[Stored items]
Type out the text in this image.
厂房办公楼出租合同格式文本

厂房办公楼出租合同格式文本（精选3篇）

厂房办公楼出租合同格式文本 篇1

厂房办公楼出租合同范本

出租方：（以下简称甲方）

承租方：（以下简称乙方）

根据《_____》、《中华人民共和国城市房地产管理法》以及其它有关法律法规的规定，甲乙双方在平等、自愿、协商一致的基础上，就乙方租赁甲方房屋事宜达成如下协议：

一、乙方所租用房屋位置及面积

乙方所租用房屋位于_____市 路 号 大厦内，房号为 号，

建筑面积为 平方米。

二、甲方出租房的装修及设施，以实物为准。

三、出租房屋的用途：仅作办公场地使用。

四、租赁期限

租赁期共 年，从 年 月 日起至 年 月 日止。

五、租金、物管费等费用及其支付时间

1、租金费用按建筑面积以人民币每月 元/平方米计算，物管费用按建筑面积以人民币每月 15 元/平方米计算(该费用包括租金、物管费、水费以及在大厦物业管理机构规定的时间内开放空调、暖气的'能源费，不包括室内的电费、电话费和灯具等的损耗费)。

> [EXERCISE BRIEF] Scan the entries above. Copy each line that has the string "厂房办公楼出租合同格式文本".

> [COMPLETE ANSWER]
厂房办公楼出租合同格式文本
厂房办公楼出租合同格式文本（精选3篇）
厂房办公楼出租合同格式文本 篇1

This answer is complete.